• EXERCISE DESCRIPTION: Below are records. Copy every line with "street" in it.

[Stored data]
==================================================

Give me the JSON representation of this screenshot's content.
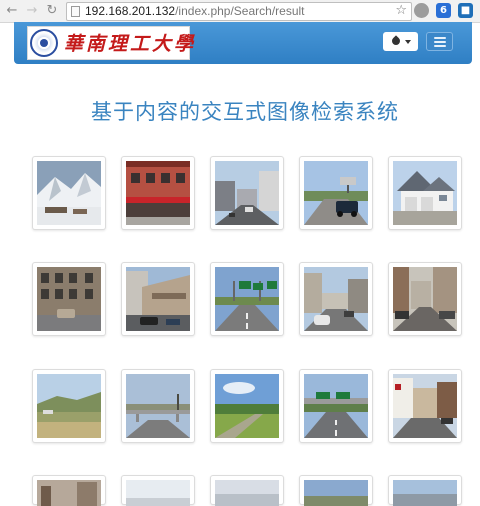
{
  "browser": {
    "url_host": "192.168.201.132",
    "url_path": "/index.php/Search/result"
  },
  "header": {
    "logo_text": "華南理工大學"
  },
  "page": {
    "title": "基于内容的交互式图像检索系统"
  },
  "results": [
    {
      "name": "snow-mountain"
    },
    {
      "name": "brick-storefront"
    },
    {
      "name": "city-street"
    },
    {
      "name": "suv-road"
    },
    {
      "name": "white-house"
    },
    {
      "name": "office-building"
    },
    {
      "name": "building-corner"
    },
    {
      "name": "highway-signs"
    },
    {
      "name": "shopping-street"
    },
    {
      "name": "old-street"
    },
    {
      "name": "hillside-field"
    },
    {
      "name": "highway-bridge"
    },
    {
      "name": "green-valley"
    },
    {
      "name": "highway-overpass"
    },
    {
      "name": "town-street"
    },
    {
      "name": "row4-1"
    },
    {
      "name": "row4-2"
    },
    {
      "name": "row4-3"
    },
    {
      "name": "row4-4"
    },
    {
      "name": "row4-5"
    }
  ]
}
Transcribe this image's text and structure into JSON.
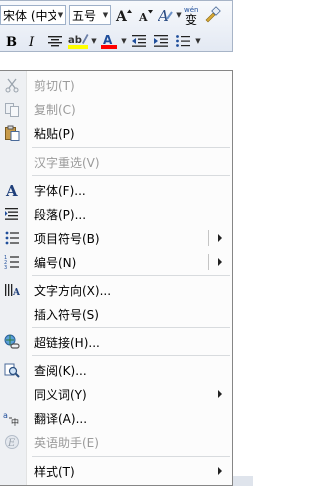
{
  "mini_toolbar": {
    "font_name": "宋体 (中文",
    "font_size": "五号",
    "wen_label": "wén",
    "wen_char": "变",
    "font_color_letter": "A",
    "highlight_letters": "ab",
    "colors": {
      "highlight": "#ffff00",
      "font_color": "#ff0000",
      "accent": "#1f4e9b"
    }
  },
  "context_menu": {
    "items": [
      {
        "label": "剪切(T)",
        "icon": "scissors-icon",
        "disabled": true
      },
      {
        "label": "复制(C)",
        "icon": "copy-icon",
        "disabled": true
      },
      {
        "label": "粘贴(P)",
        "icon": "paste-icon",
        "disabled": false
      },
      {
        "label": "汉字重选(V)",
        "icon": "",
        "disabled": true
      },
      {
        "label": "字体(F)...",
        "icon": "font-icon",
        "disabled": false
      },
      {
        "label": "段落(P)...",
        "icon": "paragraph-icon",
        "disabled": false
      },
      {
        "label": "项目符号(B)",
        "icon": "bullets-icon",
        "disabled": false,
        "submenu": true
      },
      {
        "label": "编号(N)",
        "icon": "numbering-icon",
        "disabled": false,
        "submenu": true
      },
      {
        "label": "文字方向(X)...",
        "icon": "text-direction-icon",
        "disabled": false
      },
      {
        "label": "插入符号(S)",
        "icon": "",
        "disabled": false
      },
      {
        "label": "超链接(H)...",
        "icon": "hyperlink-icon",
        "disabled": false
      },
      {
        "label": "查阅(K)...",
        "icon": "lookup-icon",
        "disabled": false
      },
      {
        "label": "同义词(Y)",
        "icon": "",
        "disabled": false,
        "submenu": true
      },
      {
        "label": "翻译(A)...",
        "icon": "translate-icon",
        "disabled": false
      },
      {
        "label": "英语助手(E)",
        "icon": "english-assistant-icon",
        "disabled": true
      },
      {
        "label": "样式(T)",
        "icon": "",
        "disabled": false,
        "submenu": true
      }
    ]
  }
}
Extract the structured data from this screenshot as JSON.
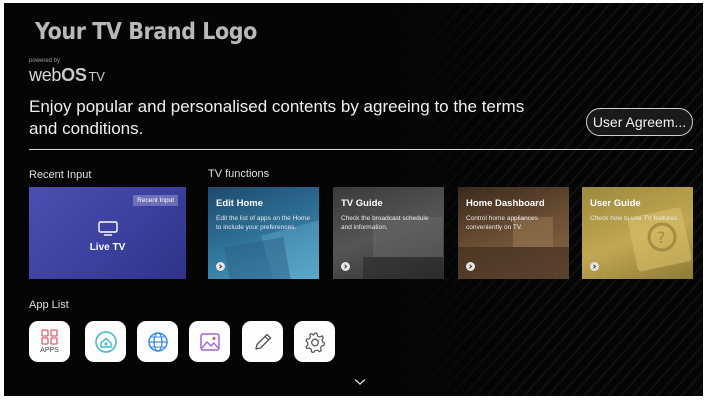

==================================================

• THE ANSWER:
      "name": "city-street"
      "name": "shopping-street"
      "name": "old-street"
      "name": "town-street"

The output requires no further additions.